* Do this *
Wherever "JSON" appears in a line, list that line.

[Data records]
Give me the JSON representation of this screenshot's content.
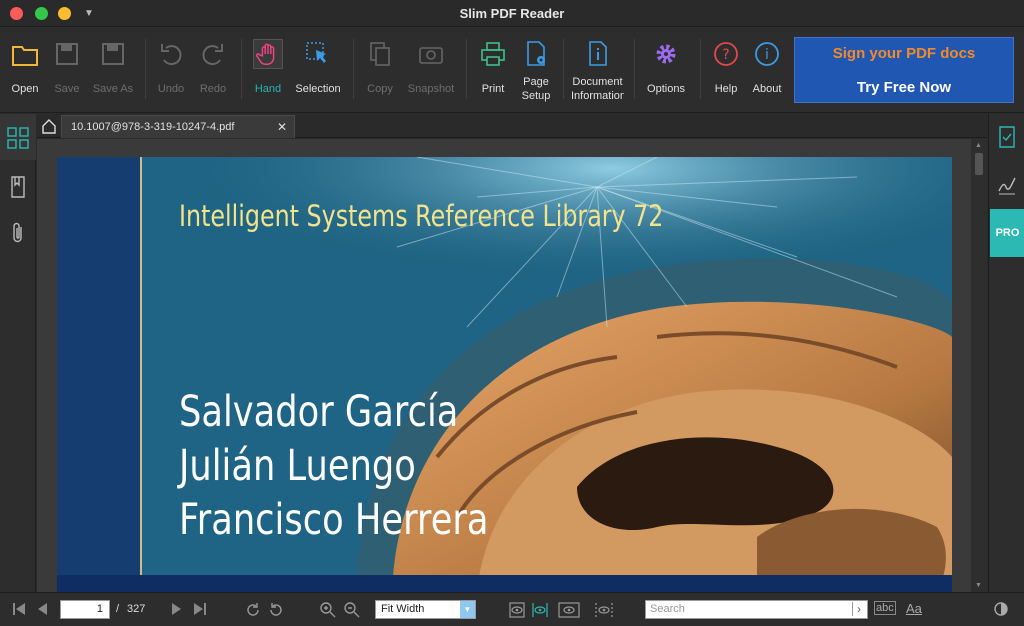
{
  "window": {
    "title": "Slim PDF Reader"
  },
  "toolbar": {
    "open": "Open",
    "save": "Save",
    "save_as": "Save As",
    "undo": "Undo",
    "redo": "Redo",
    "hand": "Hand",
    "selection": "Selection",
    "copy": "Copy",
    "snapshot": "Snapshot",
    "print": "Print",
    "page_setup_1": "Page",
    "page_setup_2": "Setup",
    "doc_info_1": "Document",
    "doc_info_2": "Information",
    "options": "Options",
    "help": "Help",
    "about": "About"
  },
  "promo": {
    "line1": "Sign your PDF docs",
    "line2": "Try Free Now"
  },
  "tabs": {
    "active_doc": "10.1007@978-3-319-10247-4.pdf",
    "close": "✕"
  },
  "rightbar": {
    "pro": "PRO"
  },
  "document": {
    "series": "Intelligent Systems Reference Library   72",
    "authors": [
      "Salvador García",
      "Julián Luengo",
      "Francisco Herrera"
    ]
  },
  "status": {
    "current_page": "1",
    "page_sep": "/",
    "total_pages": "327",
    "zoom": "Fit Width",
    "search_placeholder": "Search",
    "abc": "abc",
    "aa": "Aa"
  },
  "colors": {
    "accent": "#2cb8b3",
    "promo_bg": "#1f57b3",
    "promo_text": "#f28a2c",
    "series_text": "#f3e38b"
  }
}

---

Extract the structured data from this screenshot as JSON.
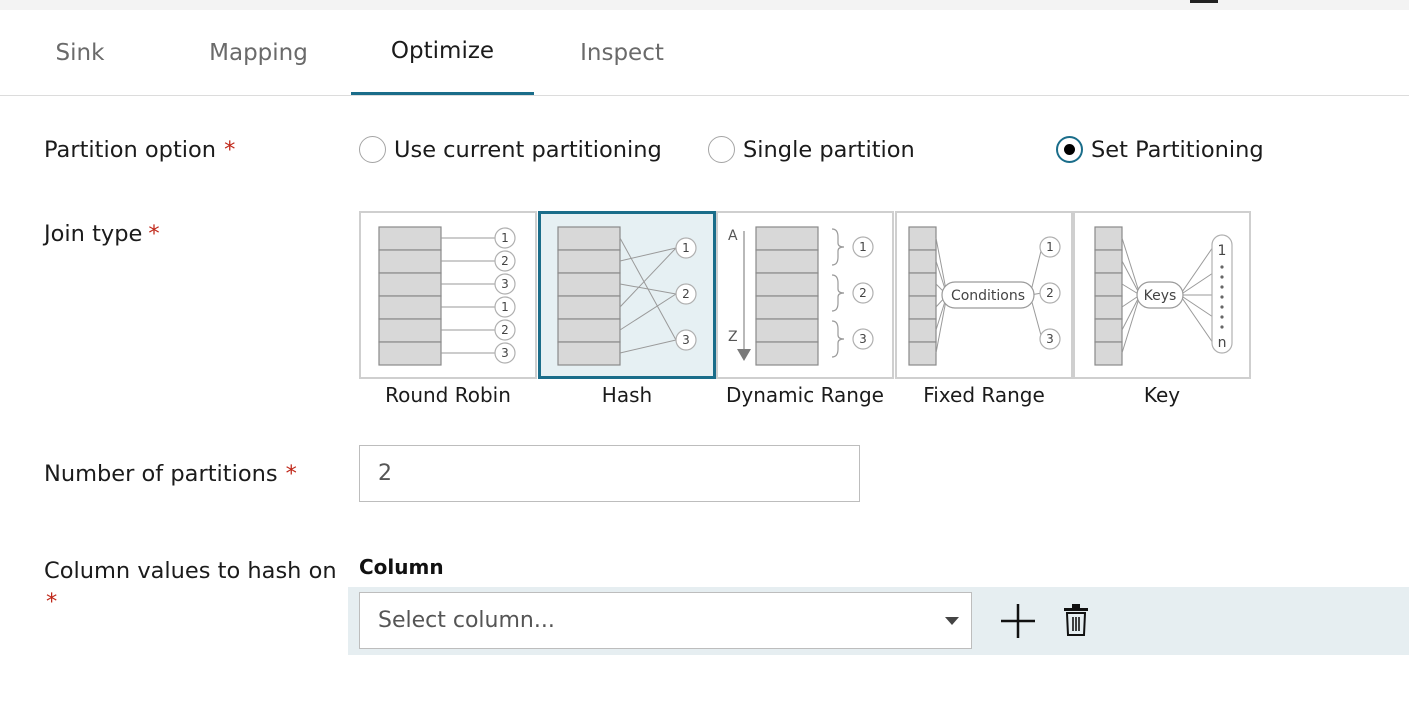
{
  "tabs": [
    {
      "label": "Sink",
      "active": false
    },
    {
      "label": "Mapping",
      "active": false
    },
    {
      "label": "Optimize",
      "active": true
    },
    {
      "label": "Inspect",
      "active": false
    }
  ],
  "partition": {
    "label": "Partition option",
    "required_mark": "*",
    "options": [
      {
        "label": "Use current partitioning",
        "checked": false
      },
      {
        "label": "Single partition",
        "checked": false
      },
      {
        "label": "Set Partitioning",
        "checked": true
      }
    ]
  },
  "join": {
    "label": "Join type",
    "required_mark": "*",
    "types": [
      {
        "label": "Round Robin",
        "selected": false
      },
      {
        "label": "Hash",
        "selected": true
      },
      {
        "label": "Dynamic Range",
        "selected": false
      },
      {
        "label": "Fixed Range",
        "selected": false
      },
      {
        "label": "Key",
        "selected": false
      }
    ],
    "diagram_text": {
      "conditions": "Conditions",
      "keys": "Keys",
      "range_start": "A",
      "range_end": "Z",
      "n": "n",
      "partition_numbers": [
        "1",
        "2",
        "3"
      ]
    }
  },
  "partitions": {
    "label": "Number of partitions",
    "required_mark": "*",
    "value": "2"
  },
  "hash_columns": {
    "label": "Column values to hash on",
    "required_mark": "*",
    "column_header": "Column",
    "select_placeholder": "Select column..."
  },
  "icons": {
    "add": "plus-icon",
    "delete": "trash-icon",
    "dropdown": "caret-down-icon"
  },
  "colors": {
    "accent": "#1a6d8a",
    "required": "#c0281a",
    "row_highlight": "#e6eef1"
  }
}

* Complete response *
Give me the JSON representation of this screenshot's content.
Extract the structured data from this screenshot as JSON.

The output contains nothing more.